(Source data)
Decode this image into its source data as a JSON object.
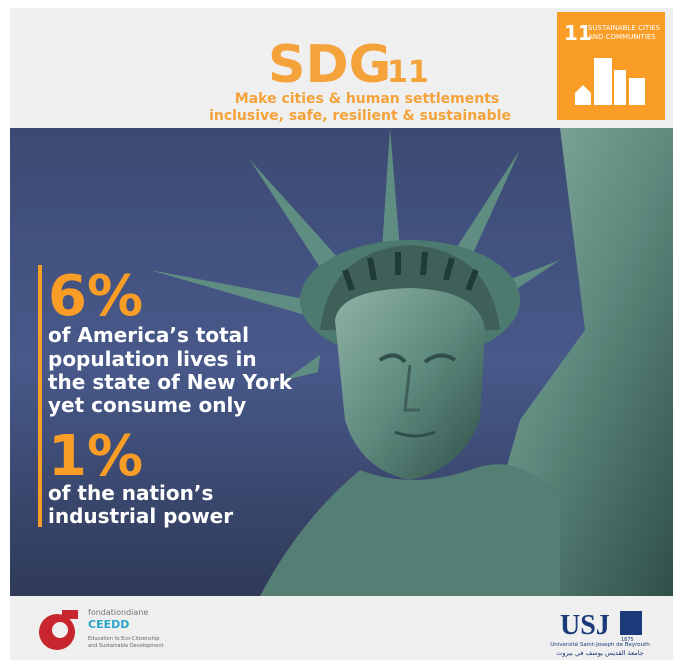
{
  "header": {
    "title": "SDG",
    "number": "11",
    "subtitle": [
      "Make cities & human settlements",
      "inclusive, safe, resilient & sustainable"
    ]
  },
  "badge": {
    "number": "11",
    "label": [
      "SUSTAINABLE CITIES",
      "AND COMMUNITIES"
    ]
  },
  "facts": [
    {
      "stat": "6%",
      "lines": [
        "of America’s total",
        "population lives in",
        "the state of New York",
        "yet consume only"
      ]
    },
    {
      "stat": "1%",
      "lines": [
        "of the nation’s",
        "industrial power"
      ]
    }
  ],
  "footer": {
    "left": {
      "name": "fondationdiane",
      "brand": "CEEDD",
      "tagline": [
        "Education to Eco-Citizenship",
        "and Sustainable Development"
      ]
    },
    "right": {
      "name": "USJ",
      "year": "1875",
      "full_name": "Université Saint-Joseph de Beyrouth",
      "arabic_name": "جامعة القديس يوسف في بيروت"
    }
  }
}
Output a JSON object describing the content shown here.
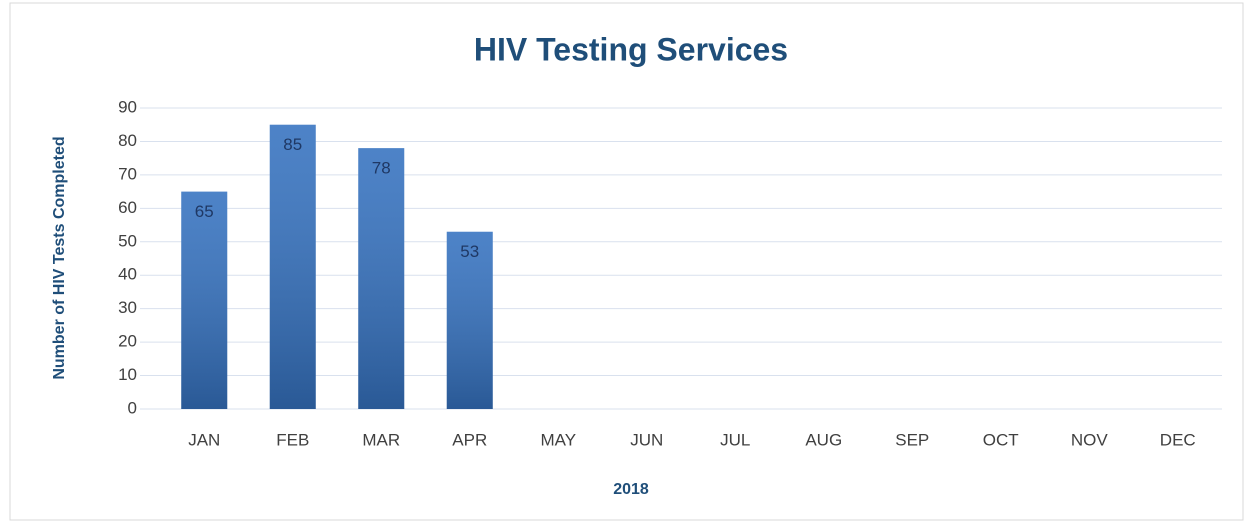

▸ Challenge:
Reproduce each line exactly, please, except for any pictures.

▸ Output:
Decode this image into its source data as a JSON object.
{
  "header": {
    "title": "SDG",
    "number": "11",
    "subtitle": [
      "Make cities & human settlements",
      "inclusive, safe, resilient & sustainable"
    ]
  },
  "badge": {
    "number": "11",
    "label": [
      "SUSTAINABLE CITIES",
      "AND COMMUNITIES"
    ]
  },
  "facts": [
    {
      "stat": "6%",
      "lines": [
        "of America’s total",
        "population lives in",
        "the state of New York",
        "yet consume only"
      ]
    },
    {
      "stat": "1%",
      "lines": [
        "of the nation’s",
        "industrial power"
      ]
    }
  ],
  "footer": {
    "left": {
      "name": "fondationdiane",
      "brand": "CEEDD",
      "tagline": [
        "Education to Eco-Citizenship",
        "and Sustainable Development"
      ]
    },
    "right": {
      "name": "USJ",
      "year": "1875",
      "full_name": "Université Saint-Joseph de Beyrouth",
      "arabic_name": "جامعة القديس يوسف في بيروت"
    }
  }
}
Output a JSON object describing the content shown here.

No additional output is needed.